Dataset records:
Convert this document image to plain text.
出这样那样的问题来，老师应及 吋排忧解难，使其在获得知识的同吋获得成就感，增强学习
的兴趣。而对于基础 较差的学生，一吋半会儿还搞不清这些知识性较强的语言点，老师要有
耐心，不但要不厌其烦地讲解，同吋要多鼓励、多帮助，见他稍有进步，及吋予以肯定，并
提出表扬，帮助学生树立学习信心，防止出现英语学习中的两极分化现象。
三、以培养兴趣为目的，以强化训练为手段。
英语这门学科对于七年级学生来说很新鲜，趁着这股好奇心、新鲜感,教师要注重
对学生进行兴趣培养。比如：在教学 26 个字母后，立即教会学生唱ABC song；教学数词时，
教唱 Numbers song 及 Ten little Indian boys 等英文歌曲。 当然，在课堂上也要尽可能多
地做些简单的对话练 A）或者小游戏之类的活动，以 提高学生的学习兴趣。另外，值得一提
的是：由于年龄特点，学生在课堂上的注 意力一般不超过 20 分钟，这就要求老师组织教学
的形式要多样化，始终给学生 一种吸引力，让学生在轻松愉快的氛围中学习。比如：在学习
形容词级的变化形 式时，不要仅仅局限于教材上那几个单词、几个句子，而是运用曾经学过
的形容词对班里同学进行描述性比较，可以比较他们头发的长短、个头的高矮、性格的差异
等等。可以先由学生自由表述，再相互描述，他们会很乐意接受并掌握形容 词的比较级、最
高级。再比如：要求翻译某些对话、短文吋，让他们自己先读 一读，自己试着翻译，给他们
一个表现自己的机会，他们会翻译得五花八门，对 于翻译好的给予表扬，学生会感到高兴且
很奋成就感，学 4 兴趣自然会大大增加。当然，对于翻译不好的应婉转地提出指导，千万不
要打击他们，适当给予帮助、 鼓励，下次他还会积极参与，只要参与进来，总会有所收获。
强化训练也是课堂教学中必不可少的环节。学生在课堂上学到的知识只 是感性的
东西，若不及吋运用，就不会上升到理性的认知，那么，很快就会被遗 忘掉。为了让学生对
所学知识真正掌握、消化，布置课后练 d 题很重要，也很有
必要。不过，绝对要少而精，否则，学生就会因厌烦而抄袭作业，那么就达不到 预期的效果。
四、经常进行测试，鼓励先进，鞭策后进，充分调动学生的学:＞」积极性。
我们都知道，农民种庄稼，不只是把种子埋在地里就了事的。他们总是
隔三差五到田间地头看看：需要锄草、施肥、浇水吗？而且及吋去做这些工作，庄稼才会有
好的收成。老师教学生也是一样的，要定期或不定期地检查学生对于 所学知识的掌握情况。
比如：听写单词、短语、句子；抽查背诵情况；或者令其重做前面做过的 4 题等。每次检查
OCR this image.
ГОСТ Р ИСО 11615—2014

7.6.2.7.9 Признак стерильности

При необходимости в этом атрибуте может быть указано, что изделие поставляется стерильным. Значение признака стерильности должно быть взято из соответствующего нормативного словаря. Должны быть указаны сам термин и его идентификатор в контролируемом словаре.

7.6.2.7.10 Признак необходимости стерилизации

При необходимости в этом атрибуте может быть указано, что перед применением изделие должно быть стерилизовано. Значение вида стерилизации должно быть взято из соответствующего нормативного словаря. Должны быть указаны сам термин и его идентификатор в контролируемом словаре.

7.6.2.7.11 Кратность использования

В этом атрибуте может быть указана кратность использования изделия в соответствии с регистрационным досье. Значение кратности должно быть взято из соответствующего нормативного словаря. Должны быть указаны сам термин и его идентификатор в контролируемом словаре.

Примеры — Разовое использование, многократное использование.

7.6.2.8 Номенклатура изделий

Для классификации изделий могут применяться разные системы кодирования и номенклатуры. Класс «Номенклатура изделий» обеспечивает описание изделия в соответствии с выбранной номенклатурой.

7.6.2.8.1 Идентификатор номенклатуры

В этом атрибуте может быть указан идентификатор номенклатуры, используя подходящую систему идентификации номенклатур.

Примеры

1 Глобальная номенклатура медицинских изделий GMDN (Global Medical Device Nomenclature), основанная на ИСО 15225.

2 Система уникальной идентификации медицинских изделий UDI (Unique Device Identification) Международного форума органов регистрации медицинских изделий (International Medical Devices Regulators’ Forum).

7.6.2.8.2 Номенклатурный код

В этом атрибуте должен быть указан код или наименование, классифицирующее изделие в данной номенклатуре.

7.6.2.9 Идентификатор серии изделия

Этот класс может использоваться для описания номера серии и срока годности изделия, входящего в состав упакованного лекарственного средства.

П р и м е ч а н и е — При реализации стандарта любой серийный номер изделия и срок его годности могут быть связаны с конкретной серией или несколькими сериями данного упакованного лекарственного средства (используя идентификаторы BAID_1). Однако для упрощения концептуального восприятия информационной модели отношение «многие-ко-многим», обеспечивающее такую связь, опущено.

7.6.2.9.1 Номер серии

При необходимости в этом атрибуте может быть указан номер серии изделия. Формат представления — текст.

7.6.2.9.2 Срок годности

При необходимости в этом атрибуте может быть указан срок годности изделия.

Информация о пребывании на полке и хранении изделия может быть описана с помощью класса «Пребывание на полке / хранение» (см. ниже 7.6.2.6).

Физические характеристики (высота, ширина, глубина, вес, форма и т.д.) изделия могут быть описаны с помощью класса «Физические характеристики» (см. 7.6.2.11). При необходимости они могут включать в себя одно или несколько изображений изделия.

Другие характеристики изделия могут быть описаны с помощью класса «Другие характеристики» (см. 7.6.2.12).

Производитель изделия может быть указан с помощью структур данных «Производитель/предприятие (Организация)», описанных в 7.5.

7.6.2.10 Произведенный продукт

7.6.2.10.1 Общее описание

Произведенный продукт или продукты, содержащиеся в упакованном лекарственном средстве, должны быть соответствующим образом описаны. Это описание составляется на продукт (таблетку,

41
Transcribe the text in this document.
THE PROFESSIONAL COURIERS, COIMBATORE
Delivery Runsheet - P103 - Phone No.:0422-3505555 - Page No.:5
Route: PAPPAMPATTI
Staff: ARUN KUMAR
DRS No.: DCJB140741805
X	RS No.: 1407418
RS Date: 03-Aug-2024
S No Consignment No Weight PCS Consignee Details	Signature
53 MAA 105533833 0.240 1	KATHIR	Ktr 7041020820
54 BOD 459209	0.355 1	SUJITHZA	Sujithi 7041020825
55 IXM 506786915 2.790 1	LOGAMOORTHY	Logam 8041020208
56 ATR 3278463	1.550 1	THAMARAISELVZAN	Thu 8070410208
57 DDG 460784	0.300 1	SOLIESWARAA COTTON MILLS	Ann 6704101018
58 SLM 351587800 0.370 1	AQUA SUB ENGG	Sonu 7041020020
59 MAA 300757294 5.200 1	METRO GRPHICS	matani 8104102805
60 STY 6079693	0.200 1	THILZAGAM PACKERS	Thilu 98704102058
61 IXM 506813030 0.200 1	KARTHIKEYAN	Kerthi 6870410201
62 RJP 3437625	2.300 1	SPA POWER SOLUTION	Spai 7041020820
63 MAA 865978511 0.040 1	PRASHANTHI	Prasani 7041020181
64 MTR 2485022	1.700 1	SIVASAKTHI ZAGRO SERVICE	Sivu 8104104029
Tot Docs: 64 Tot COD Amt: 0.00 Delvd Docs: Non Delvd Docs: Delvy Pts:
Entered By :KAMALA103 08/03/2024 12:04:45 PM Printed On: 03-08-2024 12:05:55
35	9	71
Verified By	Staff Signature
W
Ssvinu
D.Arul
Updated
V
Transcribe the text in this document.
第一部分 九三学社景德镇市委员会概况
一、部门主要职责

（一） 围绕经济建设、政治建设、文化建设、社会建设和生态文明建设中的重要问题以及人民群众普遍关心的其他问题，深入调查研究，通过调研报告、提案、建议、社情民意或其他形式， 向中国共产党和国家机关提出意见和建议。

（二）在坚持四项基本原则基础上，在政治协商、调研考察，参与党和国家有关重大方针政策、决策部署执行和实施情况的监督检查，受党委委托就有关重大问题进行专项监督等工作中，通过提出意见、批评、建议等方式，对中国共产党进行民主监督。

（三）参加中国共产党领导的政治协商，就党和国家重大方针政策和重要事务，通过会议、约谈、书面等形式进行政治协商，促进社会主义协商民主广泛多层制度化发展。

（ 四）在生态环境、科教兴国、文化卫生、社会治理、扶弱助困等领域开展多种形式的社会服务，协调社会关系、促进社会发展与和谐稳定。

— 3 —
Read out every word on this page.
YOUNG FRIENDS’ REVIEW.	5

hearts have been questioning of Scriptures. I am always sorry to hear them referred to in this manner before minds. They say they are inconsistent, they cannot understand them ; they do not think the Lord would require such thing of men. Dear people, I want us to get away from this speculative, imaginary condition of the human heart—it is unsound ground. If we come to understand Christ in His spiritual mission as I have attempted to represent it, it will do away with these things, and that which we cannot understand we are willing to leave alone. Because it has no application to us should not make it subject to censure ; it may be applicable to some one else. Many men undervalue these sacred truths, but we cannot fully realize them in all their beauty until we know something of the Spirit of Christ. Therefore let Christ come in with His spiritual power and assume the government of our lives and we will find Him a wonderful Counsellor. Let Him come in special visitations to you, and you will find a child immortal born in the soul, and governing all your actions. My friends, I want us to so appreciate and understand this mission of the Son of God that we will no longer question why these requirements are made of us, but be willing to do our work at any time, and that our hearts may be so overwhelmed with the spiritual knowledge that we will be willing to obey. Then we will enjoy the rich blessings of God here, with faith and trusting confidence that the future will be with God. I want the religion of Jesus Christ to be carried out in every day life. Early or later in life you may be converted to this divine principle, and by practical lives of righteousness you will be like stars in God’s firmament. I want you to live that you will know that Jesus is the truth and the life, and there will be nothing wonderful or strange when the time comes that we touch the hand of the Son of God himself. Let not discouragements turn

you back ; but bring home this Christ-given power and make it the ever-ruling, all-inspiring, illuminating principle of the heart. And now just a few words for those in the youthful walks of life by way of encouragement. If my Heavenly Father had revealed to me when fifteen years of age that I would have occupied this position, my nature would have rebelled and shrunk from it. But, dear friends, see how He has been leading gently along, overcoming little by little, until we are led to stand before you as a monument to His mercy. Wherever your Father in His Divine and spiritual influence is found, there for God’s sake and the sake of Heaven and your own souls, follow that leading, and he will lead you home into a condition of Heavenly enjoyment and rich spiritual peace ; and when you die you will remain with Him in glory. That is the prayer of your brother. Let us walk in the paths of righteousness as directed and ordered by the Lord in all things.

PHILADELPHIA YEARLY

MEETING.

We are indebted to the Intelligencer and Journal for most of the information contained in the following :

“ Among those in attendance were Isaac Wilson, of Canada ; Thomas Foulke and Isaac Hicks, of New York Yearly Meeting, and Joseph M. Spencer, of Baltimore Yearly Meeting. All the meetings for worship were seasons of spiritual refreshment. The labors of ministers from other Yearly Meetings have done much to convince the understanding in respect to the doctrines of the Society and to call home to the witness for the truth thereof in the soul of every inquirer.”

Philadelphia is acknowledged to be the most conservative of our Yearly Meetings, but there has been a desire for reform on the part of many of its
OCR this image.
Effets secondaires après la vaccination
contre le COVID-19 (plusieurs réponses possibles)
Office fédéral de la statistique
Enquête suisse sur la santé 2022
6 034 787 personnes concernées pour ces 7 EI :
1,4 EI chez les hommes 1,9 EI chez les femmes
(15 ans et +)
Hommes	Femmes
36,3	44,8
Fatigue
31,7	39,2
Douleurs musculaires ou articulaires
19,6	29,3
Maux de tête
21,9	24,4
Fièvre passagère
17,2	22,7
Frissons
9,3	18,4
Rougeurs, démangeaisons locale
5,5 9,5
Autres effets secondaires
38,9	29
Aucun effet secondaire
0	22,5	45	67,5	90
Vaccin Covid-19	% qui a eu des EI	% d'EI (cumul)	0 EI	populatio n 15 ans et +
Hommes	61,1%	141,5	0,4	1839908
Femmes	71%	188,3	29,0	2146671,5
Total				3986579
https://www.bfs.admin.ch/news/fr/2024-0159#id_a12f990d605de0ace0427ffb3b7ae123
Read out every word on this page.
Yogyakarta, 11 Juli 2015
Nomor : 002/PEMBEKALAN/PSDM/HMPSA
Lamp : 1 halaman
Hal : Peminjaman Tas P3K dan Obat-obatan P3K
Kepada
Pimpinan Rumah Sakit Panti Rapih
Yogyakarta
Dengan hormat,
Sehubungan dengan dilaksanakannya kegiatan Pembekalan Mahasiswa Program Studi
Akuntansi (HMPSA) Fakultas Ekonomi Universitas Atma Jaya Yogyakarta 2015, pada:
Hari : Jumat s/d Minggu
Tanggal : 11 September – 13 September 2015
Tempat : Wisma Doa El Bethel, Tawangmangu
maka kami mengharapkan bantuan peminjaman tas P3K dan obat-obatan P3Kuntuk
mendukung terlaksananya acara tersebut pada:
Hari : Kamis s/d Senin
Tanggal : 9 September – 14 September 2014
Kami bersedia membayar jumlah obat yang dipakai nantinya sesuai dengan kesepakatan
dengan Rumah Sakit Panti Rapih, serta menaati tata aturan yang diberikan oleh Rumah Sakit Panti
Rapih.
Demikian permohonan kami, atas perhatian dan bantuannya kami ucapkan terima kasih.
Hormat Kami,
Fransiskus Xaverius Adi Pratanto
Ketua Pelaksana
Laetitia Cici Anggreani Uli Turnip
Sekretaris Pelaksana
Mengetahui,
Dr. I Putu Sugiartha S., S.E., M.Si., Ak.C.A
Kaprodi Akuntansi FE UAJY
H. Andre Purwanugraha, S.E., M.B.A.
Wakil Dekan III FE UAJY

- **DESCRIPTION OF THE TASK**: Work through the records line by line and tally those holding "описаны". Reply with the number alone.

- **FINISHED TASK**: 3